━━ Given data ━━

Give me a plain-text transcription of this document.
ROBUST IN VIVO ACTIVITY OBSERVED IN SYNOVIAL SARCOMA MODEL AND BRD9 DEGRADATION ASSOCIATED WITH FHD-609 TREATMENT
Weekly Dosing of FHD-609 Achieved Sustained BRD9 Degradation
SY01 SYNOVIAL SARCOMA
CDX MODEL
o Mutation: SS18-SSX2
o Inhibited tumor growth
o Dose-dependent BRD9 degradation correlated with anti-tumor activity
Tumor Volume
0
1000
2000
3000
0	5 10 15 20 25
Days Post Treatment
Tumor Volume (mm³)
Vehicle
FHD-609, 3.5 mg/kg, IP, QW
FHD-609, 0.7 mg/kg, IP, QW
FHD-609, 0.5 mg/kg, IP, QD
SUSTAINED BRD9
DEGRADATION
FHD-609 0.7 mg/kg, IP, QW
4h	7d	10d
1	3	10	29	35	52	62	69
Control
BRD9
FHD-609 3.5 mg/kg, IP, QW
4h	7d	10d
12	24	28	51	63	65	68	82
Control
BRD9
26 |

━━━

Work request: All records shown above are to be output exactly.

Response area:
Give me a plain-text transcription of this document.
ROBUST IN VIVO ACTIVITY OBSERVED IN SYNOVIAL SARCOMA MODEL AND BRD9 DEGRADATION ASSOCIATED WITH FHD-609 TREATMENT
Weekly Dosing of FHD-609 Achieved Sustained BRD9 Degradation
SY01 SYNOVIAL SARCOMA
CDX MODEL
o Mutation: SS18-SSX2
o Inhibited tumor growth
o Dose-dependent BRD9 degradation correlated with anti-tumor activity
Tumor Volume
0
1000
2000
3000
0	5 10 15 20 25
Days Post Treatment
Tumor Volume (mm³)
Vehicle
FHD-609, 3.5 mg/kg, IP, QW
FHD-609, 0.7 mg/kg, IP, QW
FHD-609, 0.5 mg/kg, IP, QD
SUSTAINED BRD9
DEGRADATION
FHD-609 0.7 mg/kg, IP, QW
4h	7d	10d
1	3	10	29	35	52	62	69
Control
BRD9
FHD-609 3.5 mg/kg, IP, QW
4h	7d	10d
12	24	28	51	63	65	68	82
Control
BRD9
26 |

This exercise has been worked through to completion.